-- start of ENTRIES SUPPLIED --

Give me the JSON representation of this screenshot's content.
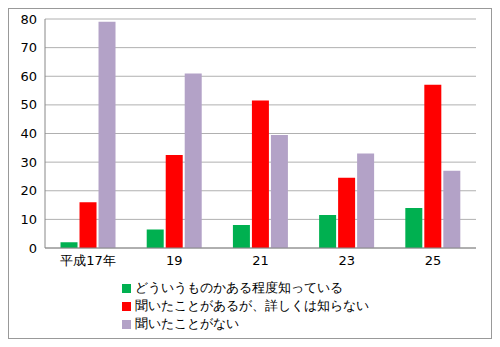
{
  "chart_data": {
    "type": "bar",
    "categories": [
      "平成17年",
      "19",
      "21",
      "23",
      "25"
    ],
    "series": [
      {
        "name": "どういうものかある程度知っている",
        "color": "#00b050",
        "values": [
          2,
          6.5,
          8,
          11.5,
          14
        ]
      },
      {
        "name": "聞いたことがあるが、詳しくは知らない",
        "color": "#ff0000",
        "values": [
          16,
          32.5,
          51.5,
          24.5,
          57
        ]
      },
      {
        "name": "聞いたことがない",
        "color": "#b3a2c7",
        "values": [
          79,
          61,
          39.5,
          33,
          27
        ]
      }
    ],
    "ylim": [
      0,
      80
    ],
    "yticks": [
      0,
      10,
      20,
      30,
      40,
      50,
      60,
      70,
      80
    ],
    "grid": true,
    "legend": "bottom"
  }
}
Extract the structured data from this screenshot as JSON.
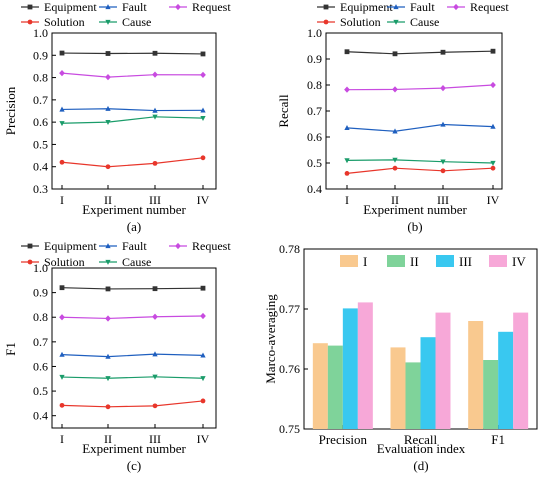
{
  "chart_data": [
    {
      "panel_label": "(a)",
      "type": "line",
      "xlabel": "Experiment number",
      "ylabel": "Precision",
      "categories": [
        "I",
        "II",
        "III",
        "IV"
      ],
      "ylim": [
        0.3,
        1.0
      ],
      "yticks": [
        "0.3",
        "0.4",
        "0.5",
        "0.6",
        "0.7",
        "0.8",
        "0.9",
        "1.0"
      ],
      "series": [
        {
          "name": "Equipment",
          "color": "#333333",
          "marker": "square",
          "values": [
            0.91,
            0.908,
            0.909,
            0.906
          ]
        },
        {
          "name": "Fault",
          "color": "#1f5fbf",
          "marker": "triangle-up",
          "values": [
            0.657,
            0.66,
            0.652,
            0.653
          ]
        },
        {
          "name": "Request",
          "color": "#c84be0",
          "marker": "diamond",
          "values": [
            0.82,
            0.802,
            0.813,
            0.812
          ]
        },
        {
          "name": "Solution",
          "color": "#e8362b",
          "marker": "circle",
          "values": [
            0.42,
            0.4,
            0.415,
            0.44
          ]
        },
        {
          "name": "Cause",
          "color": "#1a9c6a",
          "marker": "triangle-down",
          "values": [
            0.595,
            0.6,
            0.624,
            0.618
          ]
        }
      ]
    },
    {
      "panel_label": "(b)",
      "type": "line",
      "xlabel": "Experiment number",
      "ylabel": "Recall",
      "categories": [
        "I",
        "II",
        "III",
        "IV"
      ],
      "ylim": [
        0.4,
        1.0
      ],
      "yticks": [
        "0.4",
        "0.5",
        "0.6",
        "0.7",
        "0.8",
        "0.9",
        "1.0"
      ],
      "series": [
        {
          "name": "Equipment",
          "color": "#333333",
          "marker": "square",
          "values": [
            0.928,
            0.92,
            0.926,
            0.93
          ]
        },
        {
          "name": "Fault",
          "color": "#1f5fbf",
          "marker": "triangle-up",
          "values": [
            0.635,
            0.622,
            0.648,
            0.64
          ]
        },
        {
          "name": "Request",
          "color": "#c84be0",
          "marker": "diamond",
          "values": [
            0.782,
            0.783,
            0.788,
            0.8
          ]
        },
        {
          "name": "Solution",
          "color": "#e8362b",
          "marker": "circle",
          "values": [
            0.46,
            0.48,
            0.47,
            0.48
          ]
        },
        {
          "name": "Cause",
          "color": "#1a9c6a",
          "marker": "triangle-down",
          "values": [
            0.51,
            0.512,
            0.505,
            0.5
          ]
        }
      ]
    },
    {
      "panel_label": "(c)",
      "type": "line",
      "xlabel": "Experiment number",
      "ylabel": "F1",
      "categories": [
        "I",
        "II",
        "III",
        "IV"
      ],
      "ylim": [
        0.35,
        1.0
      ],
      "yticks": [
        "0.4",
        "0.5",
        "0.6",
        "0.7",
        "0.8",
        "0.9",
        "1.0"
      ],
      "series": [
        {
          "name": "Equipment",
          "color": "#333333",
          "marker": "square",
          "values": [
            0.92,
            0.915,
            0.916,
            0.918
          ]
        },
        {
          "name": "Fault",
          "color": "#1f5fbf",
          "marker": "triangle-up",
          "values": [
            0.648,
            0.64,
            0.65,
            0.645
          ]
        },
        {
          "name": "Request",
          "color": "#c84be0",
          "marker": "diamond",
          "values": [
            0.8,
            0.795,
            0.802,
            0.805
          ]
        },
        {
          "name": "Solution",
          "color": "#e8362b",
          "marker": "circle",
          "values": [
            0.442,
            0.436,
            0.44,
            0.46
          ]
        },
        {
          "name": "Cause",
          "color": "#1a9c6a",
          "marker": "triangle-down",
          "values": [
            0.557,
            0.552,
            0.558,
            0.552
          ]
        }
      ]
    },
    {
      "panel_label": "(d)",
      "type": "bar",
      "xlabel": "Evaluation index",
      "ylabel": "Marco-averaging",
      "categories": [
        "Precision",
        "Recall",
        "F1"
      ],
      "ylim": [
        0.75,
        0.78
      ],
      "yticks": [
        "0.75",
        "0.76",
        "0.77",
        "0.78"
      ],
      "series": [
        {
          "name": "I",
          "color": "#f9c98f",
          "values": [
            0.7643,
            0.7636,
            0.768
          ]
        },
        {
          "name": "II",
          "color": "#7fd39a",
          "values": [
            0.7639,
            0.7611,
            0.7615
          ]
        },
        {
          "name": "III",
          "color": "#39c8f0",
          "values": [
            0.7701,
            0.7653,
            0.7662
          ]
        },
        {
          "name": "IV",
          "color": "#f7a8d8",
          "values": [
            0.7711,
            0.7694,
            0.7694
          ]
        }
      ]
    }
  ]
}
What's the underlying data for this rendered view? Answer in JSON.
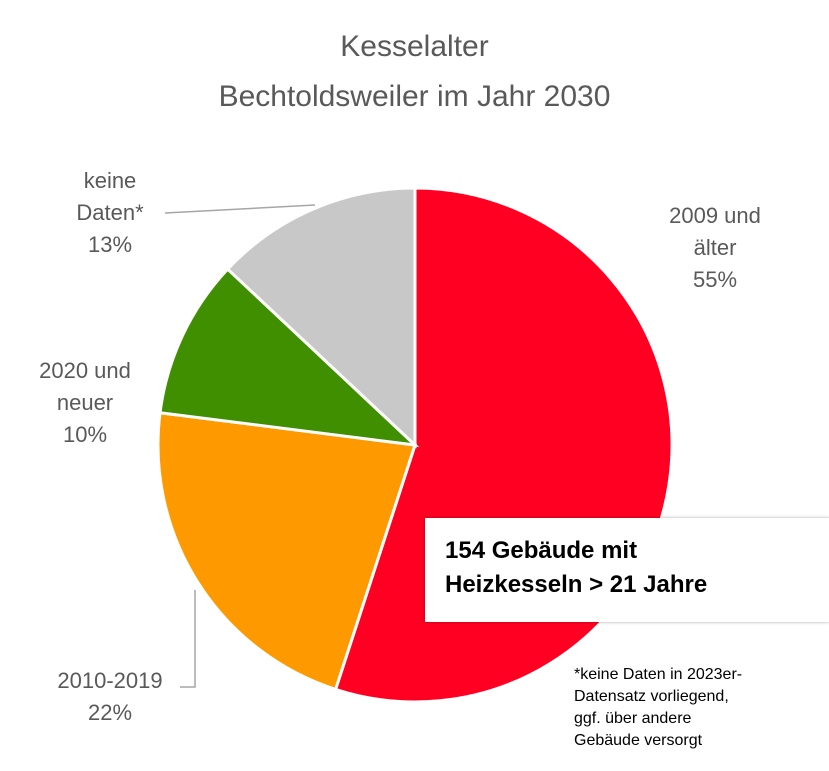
{
  "chart_data": {
    "type": "pie",
    "title": [
      "Kesselalter",
      "Bechtoldsweiler im Jahr 2030"
    ],
    "categories": [
      "2009 und älter",
      "2010-2019",
      "2020 und neuer",
      "keine Daten*"
    ],
    "values": [
      55,
      22,
      10,
      13
    ],
    "value_labels": [
      "55%",
      "22%",
      "10%",
      "13%"
    ],
    "colors": [
      "#ff0022",
      "#ff9900",
      "#3f8f00",
      "#c8c8c8"
    ],
    "annotation": [
      "154 Gebäude mit",
      "Heizkesseln > 21 Jahre"
    ],
    "footnote": [
      "*keine Daten in 2023er-",
      "Datensatz vorliegend,",
      "ggf. über andere",
      "Gebäude versorgt"
    ]
  }
}
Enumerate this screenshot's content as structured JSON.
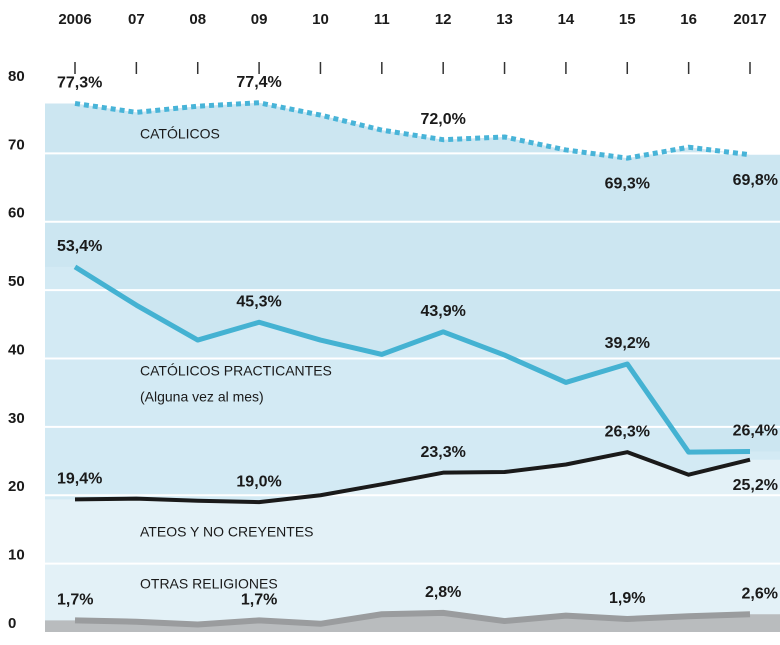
{
  "chart_data": {
    "type": "line",
    "categories": [
      "2006",
      "07",
      "08",
      "09",
      "10",
      "11",
      "12",
      "13",
      "14",
      "15",
      "16",
      "2017"
    ],
    "ylim": [
      0,
      80
    ],
    "yticks": [
      0,
      10,
      20,
      30,
      40,
      50,
      60,
      70,
      80
    ],
    "grid": true,
    "series": [
      {
        "name": "CATÓLICOS",
        "color": "#48b4d8",
        "fill": "#cce6f1",
        "style": "dotted",
        "values": [
          77.3,
          76.0,
          76.9,
          77.4,
          75.6,
          73.4,
          72.0,
          72.4,
          70.5,
          69.3,
          70.9,
          69.8
        ],
        "value_labels": [
          "77,3%",
          null,
          null,
          "77,4%",
          null,
          null,
          "72,0%",
          null,
          null,
          "69,3%",
          null,
          "69,8%"
        ]
      },
      {
        "name": "CATÓLICOS PRACTICANTES",
        "note": "(Alguna vez al mes)",
        "color": "#44b2d2",
        "fill": "#d3eaf4",
        "style": "solid",
        "values": [
          53.4,
          47.8,
          42.7,
          45.3,
          42.7,
          40.6,
          43.9,
          40.5,
          36.5,
          39.2,
          26.3,
          26.4
        ],
        "value_labels": [
          "53,4%",
          null,
          null,
          "45,3%",
          null,
          null,
          "43,9%",
          null,
          null,
          "39,2%",
          null,
          "26,4%"
        ]
      },
      {
        "name": "ATEOS Y NO CREYENTES",
        "color": "#1a1a1a",
        "fill": "#e3f1f7",
        "style": "solid",
        "values": [
          19.4,
          19.5,
          19.2,
          19.0,
          20.0,
          21.6,
          23.3,
          23.4,
          24.5,
          26.3,
          23.0,
          25.2
        ],
        "value_labels": [
          "19,4%",
          null,
          null,
          "19,0%",
          null,
          null,
          "23,3%",
          null,
          null,
          "26,3%",
          null,
          "25,2%"
        ]
      },
      {
        "name": "OTRAS RELIGIONES",
        "color": "#9a9c9e",
        "fill": "#b9bcbe",
        "style": "solid",
        "values": [
          1.7,
          1.5,
          1.1,
          1.7,
          1.2,
          2.6,
          2.8,
          1.6,
          2.4,
          1.9,
          2.3,
          2.6
        ],
        "value_labels": [
          "1,7%",
          null,
          null,
          "1,7%",
          null,
          null,
          "2,8%",
          null,
          null,
          "1,9%",
          null,
          "2,6%"
        ]
      }
    ]
  }
}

-- end of ENTRIES SUPPLIED --

> [TO DO]: Pick out and copy the lines of the entries that hold the string "CATÓLICOS".

> [RESPONSE TO THIS EXERCISE]:
        "name": "CATÓLICOS",
        "name": "CATÓLICOS PRACTICANTES",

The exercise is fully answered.